• [Prompt]: Where the word "Track" occurs in a line, return that line.

• [Entries]:
══════

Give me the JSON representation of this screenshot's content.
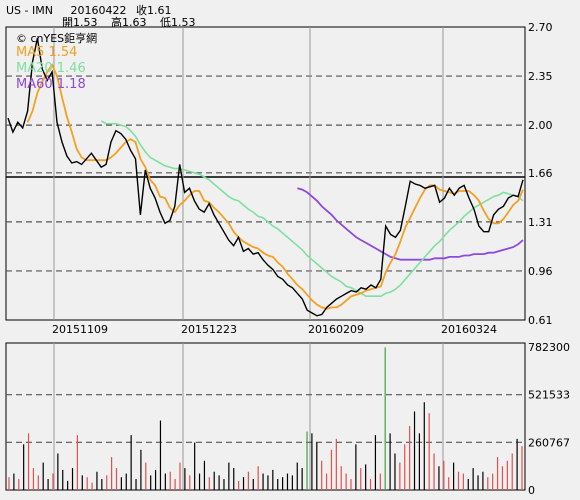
{
  "header": {
    "symbol": "US - IMN",
    "date": "20160422",
    "close": "收1.61",
    "open": "開1.53",
    "high": "高1.63",
    "low": "低1.53"
  },
  "chart_data": [
    {
      "type": "line",
      "watermark": "© cnYES鉅亨網",
      "legend": [
        "MA5 1.54",
        "MA20 1.46",
        "MA60 1.18"
      ],
      "ylim": [
        0.61,
        2.7
      ],
      "yticks": [
        "2.70",
        "2.35",
        "2.00",
        "1.66",
        "1.31",
        "0.96",
        "0.61"
      ],
      "xticks": [
        "20151109",
        "20151223",
        "20160209",
        "20160324"
      ],
      "reference_line": 1.63,
      "colors": {
        "price": "#000000",
        "ma5": "#f5a020",
        "ma20": "#7ee0a0",
        "ma60": "#9048e0"
      },
      "series": [
        {
          "name": "",
          "values": [
            2.05,
            1.95,
            2.02,
            1.98,
            2.1,
            2.45,
            2.62,
            2.4,
            2.32,
            2.38,
            2.02,
            1.88,
            1.78,
            1.73,
            1.74,
            1.72,
            1.76,
            1.8,
            1.75,
            1.7,
            1.72,
            1.88,
            1.96,
            1.94,
            1.9,
            1.82,
            1.76,
            1.36,
            1.68,
            1.55,
            1.48,
            1.38,
            1.3,
            1.32,
            1.42,
            1.72,
            1.52,
            1.55,
            1.46,
            1.4,
            1.38,
            1.44,
            1.36,
            1.3,
            1.24,
            1.18,
            1.14,
            1.2,
            1.1,
            1.12,
            1.08,
            1.09,
            1.04,
            1.0,
            0.97,
            0.92,
            0.9,
            0.86,
            0.84,
            0.8,
            0.76,
            0.68,
            0.66,
            0.64,
            0.65,
            0.7,
            0.73,
            0.76,
            0.78,
            0.8,
            0.82,
            0.81,
            0.84,
            0.83,
            0.86,
            0.84,
            0.9,
            1.28,
            1.22,
            1.2,
            1.25,
            1.42,
            1.6,
            1.58,
            1.57,
            1.55,
            1.56,
            1.57,
            1.45,
            1.48,
            1.55,
            1.5,
            1.55,
            1.57,
            1.48,
            1.4,
            1.28,
            1.24,
            1.24,
            1.36,
            1.4,
            1.42,
            1.48,
            1.5,
            1.49,
            1.61
          ]
        },
        {
          "name": "MA5",
          "values": [
            null,
            null,
            null,
            null,
            2.02,
            2.1,
            2.23,
            2.31,
            2.38,
            2.43,
            2.35,
            2.2,
            2.06,
            1.95,
            1.83,
            1.77,
            1.75,
            1.75,
            1.75,
            1.75,
            1.75,
            1.77,
            1.8,
            1.84,
            1.88,
            1.9,
            1.88,
            1.76,
            1.7,
            1.61,
            1.57,
            1.49,
            1.48,
            1.41,
            1.38,
            1.43,
            1.46,
            1.5,
            1.53,
            1.53,
            1.46,
            1.45,
            1.41,
            1.38,
            1.34,
            1.3,
            1.24,
            1.2,
            1.17,
            1.15,
            1.13,
            1.12,
            1.09,
            1.07,
            1.06,
            1.02,
            0.99,
            0.94,
            0.9,
            0.86,
            0.83,
            0.79,
            0.75,
            0.72,
            0.7,
            0.69,
            0.7,
            0.7,
            0.72,
            0.75,
            0.78,
            0.79,
            0.8,
            0.82,
            0.83,
            0.84,
            0.85,
            0.95,
            1.02,
            1.08,
            1.17,
            1.27,
            1.34,
            1.41,
            1.48,
            1.54,
            1.57,
            1.57,
            1.54,
            1.53,
            1.52,
            1.51,
            1.53,
            1.53,
            1.53,
            1.5,
            1.46,
            1.39,
            1.33,
            1.3,
            1.3,
            1.33,
            1.38,
            1.43,
            1.46,
            1.54
          ]
        },
        {
          "name": "MA20",
          "values": [
            null,
            null,
            null,
            null,
            null,
            null,
            null,
            null,
            null,
            null,
            null,
            null,
            null,
            null,
            null,
            null,
            null,
            null,
            null,
            2.03,
            2.01,
            2.01,
            2.01,
            2.0,
            1.99,
            1.96,
            1.92,
            1.86,
            1.81,
            1.77,
            1.75,
            1.73,
            1.71,
            1.7,
            1.69,
            1.69,
            1.68,
            1.67,
            1.66,
            1.65,
            1.63,
            1.61,
            1.58,
            1.55,
            1.52,
            1.49,
            1.47,
            1.46,
            1.43,
            1.4,
            1.38,
            1.35,
            1.34,
            1.31,
            1.28,
            1.26,
            1.23,
            1.2,
            1.17,
            1.14,
            1.11,
            1.07,
            1.04,
            1.01,
            0.98,
            0.95,
            0.92,
            0.9,
            0.88,
            0.85,
            0.84,
            0.82,
            0.8,
            0.78,
            0.78,
            0.78,
            0.78,
            0.8,
            0.81,
            0.83,
            0.86,
            0.9,
            0.94,
            0.98,
            1.02,
            1.06,
            1.1,
            1.14,
            1.17,
            1.21,
            1.25,
            1.28,
            1.31,
            1.35,
            1.38,
            1.41,
            1.43,
            1.45,
            1.47,
            1.49,
            1.5,
            1.52,
            1.51,
            1.5,
            1.49,
            1.46
          ]
        },
        {
          "name": "MA60",
          "values": [
            null,
            null,
            null,
            null,
            null,
            null,
            null,
            null,
            null,
            null,
            null,
            null,
            null,
            null,
            null,
            null,
            null,
            null,
            null,
            null,
            null,
            null,
            null,
            null,
            null,
            null,
            null,
            null,
            null,
            null,
            null,
            null,
            null,
            null,
            null,
            null,
            null,
            null,
            null,
            null,
            null,
            null,
            null,
            null,
            null,
            null,
            null,
            null,
            null,
            null,
            null,
            null,
            null,
            null,
            null,
            null,
            null,
            null,
            null,
            1.55,
            1.54,
            1.52,
            1.49,
            1.46,
            1.42,
            1.39,
            1.36,
            1.32,
            1.29,
            1.26,
            1.23,
            1.2,
            1.18,
            1.16,
            1.14,
            1.12,
            1.1,
            1.08,
            1.06,
            1.05,
            1.04,
            1.04,
            1.04,
            1.04,
            1.04,
            1.04,
            1.04,
            1.05,
            1.05,
            1.05,
            1.06,
            1.06,
            1.06,
            1.07,
            1.07,
            1.08,
            1.08,
            1.08,
            1.09,
            1.09,
            1.1,
            1.11,
            1.12,
            1.13,
            1.15,
            1.18
          ]
        }
      ]
    },
    {
      "type": "bar",
      "ylim": [
        0,
        782300
      ],
      "yticks": [
        "782300",
        "521533",
        "260767",
        "0"
      ],
      "colors": {
        "up": "#e05050",
        "down": "#000000",
        "mid": "#40a040"
      },
      "series": [
        {
          "name": "",
          "values": [
            70000,
            90000,
            60000,
            250000,
            310000,
            120000,
            80000,
            150000,
            60000,
            90000,
            200000,
            110000,
            50000,
            120000,
            300000,
            80000,
            70000,
            40000,
            100000,
            60000,
            80000,
            180000,
            120000,
            70000,
            90000,
            300000,
            60000,
            220000,
            150000,
            80000,
            110000,
            380000,
            90000,
            100000,
            60000,
            150000,
            120000,
            80000,
            260000,
            90000,
            160000,
            70000,
            100000,
            80000,
            60000,
            150000,
            120000,
            50000,
            70000,
            100000,
            60000,
            130000,
            90000,
            80000,
            110000,
            60000,
            70000,
            90000,
            80000,
            150000,
            120000,
            320000,
            310000,
            260000,
            160000,
            90000,
            220000,
            280000,
            130000,
            90000,
            60000,
            250000,
            120000,
            140000,
            60000,
            300000,
            90000,
            780000,
            310000,
            200000,
            150000,
            250000,
            350000,
            430000,
            310000,
            480000,
            420000,
            200000,
            130000,
            160000,
            70000,
            150000,
            100000,
            90000,
            60000,
            120000,
            80000,
            100000,
            70000,
            90000,
            180000,
            130000,
            160000,
            200000,
            280000,
            240000
          ]
        }
      ]
    }
  ]
}
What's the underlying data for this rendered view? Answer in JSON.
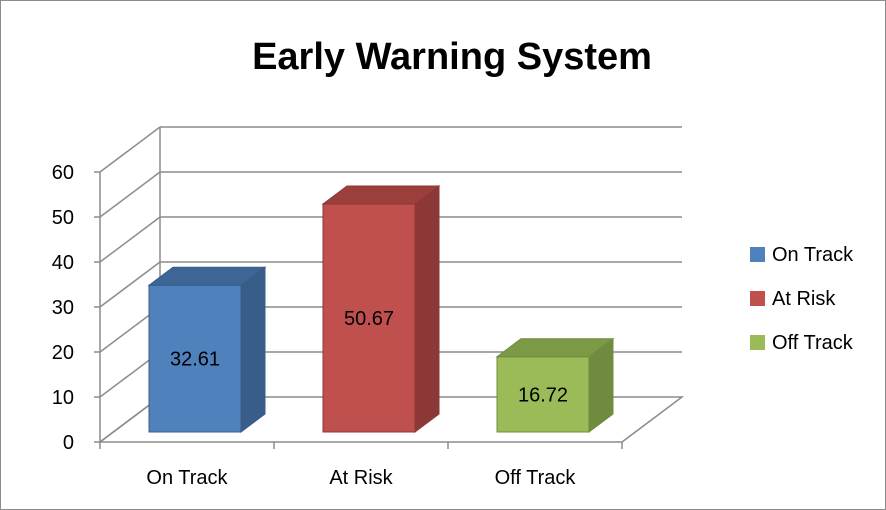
{
  "chart_data": {
    "type": "bar",
    "title": "Early Warning System",
    "categories": [
      "On Track",
      "At Risk",
      "Off Track"
    ],
    "values": [
      32.61,
      50.67,
      16.72
    ],
    "data_labels": [
      "32.61",
      "50.67",
      "16.72"
    ],
    "colors": [
      "#4f81bd",
      "#c0504d",
      "#9bbb59"
    ],
    "colors_top": [
      "#3d6696",
      "#9c3e3c",
      "#7c9a46"
    ],
    "colors_side": [
      "#385d89",
      "#8c3836",
      "#708b3f"
    ],
    "ylim": [
      0,
      60
    ],
    "yticks": [
      0,
      10,
      20,
      30,
      40,
      50,
      60
    ],
    "grid": true,
    "style": "3d-column",
    "legend": {
      "position": "right",
      "entries": [
        "On Track",
        "At Risk",
        "Off Track"
      ]
    }
  }
}
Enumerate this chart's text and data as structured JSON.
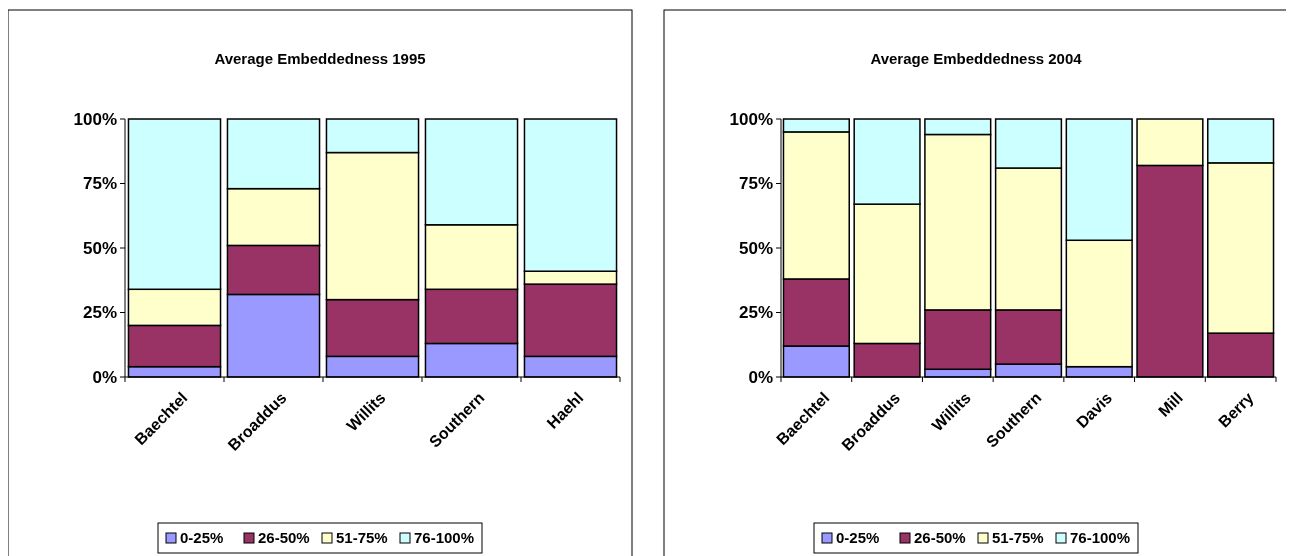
{
  "chart_data": [
    {
      "type": "bar",
      "title": "Average Embeddedness 1995",
      "stacked": true,
      "categories": [
        "Baechtel",
        "Broaddus",
        "Willits",
        "Southern",
        "Haehl"
      ],
      "series": [
        {
          "name": "0-25%",
          "color": "#9999ff",
          "values": [
            4,
            32,
            8,
            13,
            8
          ]
        },
        {
          "name": "26-50%",
          "color": "#993366",
          "values": [
            16,
            19,
            22,
            21,
            28
          ]
        },
        {
          "name": "51-75%",
          "color": "#ffffcc",
          "values": [
            14,
            22,
            57,
            25,
            5
          ]
        },
        {
          "name": "76-100%",
          "color": "#ccffff",
          "values": [
            66,
            27,
            13,
            41,
            59
          ]
        }
      ],
      "ylim": [
        0,
        100
      ],
      "yticks": [
        {
          "value": 0,
          "label": "0%"
        },
        {
          "value": 25,
          "label": "25%"
        },
        {
          "value": 50,
          "label": "50%"
        },
        {
          "value": 75,
          "label": "75%"
        },
        {
          "value": 100,
          "label": "100%"
        }
      ],
      "legend": "bottom",
      "grid": false
    },
    {
      "type": "bar",
      "title": "Average Embeddedness 2004",
      "stacked": true,
      "categories": [
        "Baechtel",
        "Broaddus",
        "Willits",
        "Southern",
        "Davis",
        "Mill",
        "Berry"
      ],
      "series": [
        {
          "name": "0-25%",
          "color": "#9999ff",
          "values": [
            12,
            0,
            3,
            5,
            4,
            0,
            0
          ]
        },
        {
          "name": "26-50%",
          "color": "#993366",
          "values": [
            26,
            13,
            23,
            21,
            0,
            82,
            17
          ]
        },
        {
          "name": "51-75%",
          "color": "#ffffcc",
          "values": [
            57,
            54,
            68,
            55,
            49,
            18,
            66
          ]
        },
        {
          "name": "76-100%",
          "color": "#ccffff",
          "values": [
            5,
            33,
            6,
            19,
            47,
            0,
            17
          ]
        }
      ],
      "ylim": [
        0,
        100
      ],
      "yticks": [
        {
          "value": 0,
          "label": "0%"
        },
        {
          "value": 25,
          "label": "25%"
        },
        {
          "value": 50,
          "label": "50%"
        },
        {
          "value": 75,
          "label": "75%"
        },
        {
          "value": 100,
          "label": "100%"
        }
      ],
      "legend": "bottom",
      "grid": false
    }
  ]
}
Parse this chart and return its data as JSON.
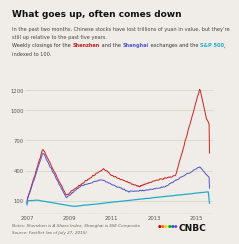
{
  "title": "What goes up, often comes down",
  "subtitle1": "In the past two months, Chinese stocks have lost trillions of yuan in value, but they’re",
  "subtitle2": "still up relative to the past five years.",
  "subtitle3_parts": [
    "Weekly closings for the ",
    "Shenzhen",
    " and the ",
    "Shanghai",
    " exchanges and the ",
    "S&P 500",
    ","
  ],
  "subtitle4": "indexed to 100.",
  "subtitle3_colors": [
    "#333333",
    "#cc2222",
    "#333333",
    "#5555cc",
    "#333333",
    "#22aacc",
    "#333333"
  ],
  "notes": "Notes: Shenzhen is A-Share Index; Shanghai is SSE Composite",
  "source": "Source: FactSet (as of July 27, 2015)",
  "y_ticks": [
    100,
    400,
    700,
    1000,
    1200
  ],
  "x_ticks_pos": [
    2007,
    2009,
    2011,
    2013,
    2015
  ],
  "x_ticks_labels": [
    "2007",
    "2009",
    "2011",
    "2013",
    "2015"
  ],
  "bg_color": "#f0ede8",
  "grid_color": "#ccccbb",
  "shenzhen_color": "#cc2222",
  "shanghai_color": "#5555cc",
  "sp500_color": "#22aacc",
  "title_fontsize": 6.5,
  "subtitle_fontsize": 3.6,
  "tick_fontsize": 3.8,
  "note_fontsize": 3.0
}
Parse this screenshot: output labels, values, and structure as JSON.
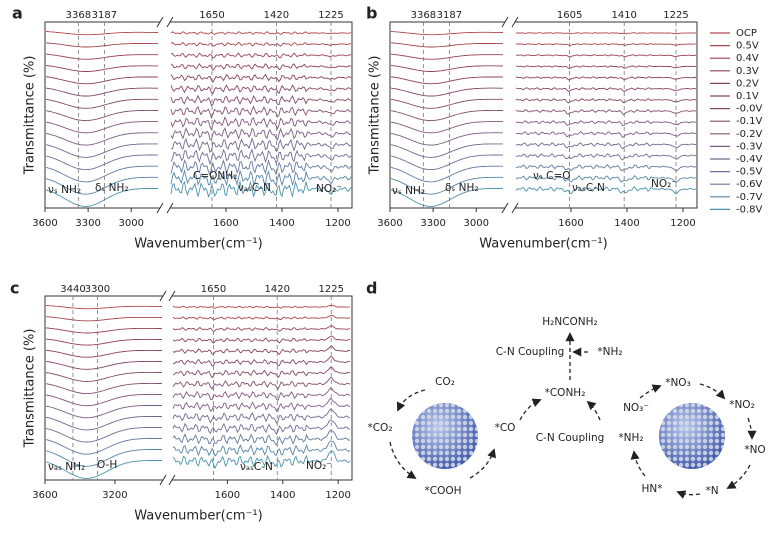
{
  "panels": [
    {
      "letter": "a",
      "y_label": "Transmittance (%)",
      "x_label": "Wavenumber(cm⁻¹)",
      "left_xlim": [
        3600,
        2800
      ],
      "right_xlim": [
        1800,
        1150
      ],
      "left_xticks": [
        3600,
        3300,
        3000
      ],
      "right_xticks": [
        1600,
        1400,
        1200
      ],
      "peaks": [
        3368,
        3187,
        1650,
        1420,
        1225
      ],
      "annotations": [
        "νₛ NH₂",
        "δₛ NH₂",
        "C=ONH₂",
        "νₐₛC-N",
        "NO₂⁻"
      ]
    },
    {
      "letter": "b",
      "y_label": "Transmittance (%)",
      "x_label": "Wavenumber(cm⁻¹)",
      "left_xlim": [
        3600,
        2800
      ],
      "right_xlim": [
        1800,
        1150
      ],
      "left_xticks": [
        3600,
        3300,
        3000
      ],
      "right_xticks": [
        1600,
        1400,
        1200
      ],
      "peaks": [
        3368,
        3187,
        1605,
        1410,
        1225
      ],
      "annotations": [
        "νₛ NH₂",
        "δₛ NH₂",
        "νₛ C=O",
        "νₐₛC-N",
        "NO₂⁻"
      ]
    },
    {
      "letter": "c",
      "y_label": "Transmittance (%)",
      "x_label": "Wavenumber(cm⁻¹)",
      "left_xlim": [
        3600,
        2925
      ],
      "right_xlim": [
        1800,
        1150
      ],
      "left_xticks": [
        3600,
        3200
      ],
      "right_xticks": [
        1600,
        1400,
        1200
      ],
      "peaks": [
        3440,
        3300,
        1650,
        1420,
        1225
      ],
      "annotations": [
        "νₐₛ NH₂",
        "O-H",
        "νₐₛC-N",
        "NO₂⁻"
      ]
    }
  ],
  "legend": [
    {
      "name": "OCP",
      "color": "#b5484d"
    },
    {
      "name": "0.5V",
      "color": "#a8454f"
    },
    {
      "name": "0.4V",
      "color": "#9c4352"
    },
    {
      "name": "0.3V",
      "color": "#924256"
    },
    {
      "name": "0.2V",
      "color": "#8b425c"
    },
    {
      "name": "0.1V",
      "color": "#874663"
    },
    {
      "name": "-0.0V",
      "color": "#85496b"
    },
    {
      "name": "-0.1V",
      "color": "#845073"
    },
    {
      "name": "-0.2V",
      "color": "#82577c"
    },
    {
      "name": "-0.3V",
      "color": "#7d5e86"
    },
    {
      "name": "-0.4V",
      "color": "#76668f"
    },
    {
      "name": "-0.5V",
      "color": "#6e6f97"
    },
    {
      "name": "-0.6V",
      "color": "#63799f"
    },
    {
      "name": "-0.7V",
      "color": "#5786a7"
    },
    {
      "name": "-0.8V",
      "color": "#4a94ae"
    }
  ],
  "diagram": {
    "letter": "d",
    "labels": [
      "H₂NCONH₂",
      "C-N Coupling",
      "*NH₂",
      "CO₂",
      "*CO₂",
      "*CO",
      "*COOH",
      "*CONH₂",
      "C-N Coupling",
      "*NH₂",
      "*NO₃",
      "NO₃⁻",
      "*NO₂",
      "*NO",
      "*N",
      "HN*"
    ]
  }
}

══════

• [Completed task]:
      "On Track",
      "Off Track"
        "On Track",
        "Off Track"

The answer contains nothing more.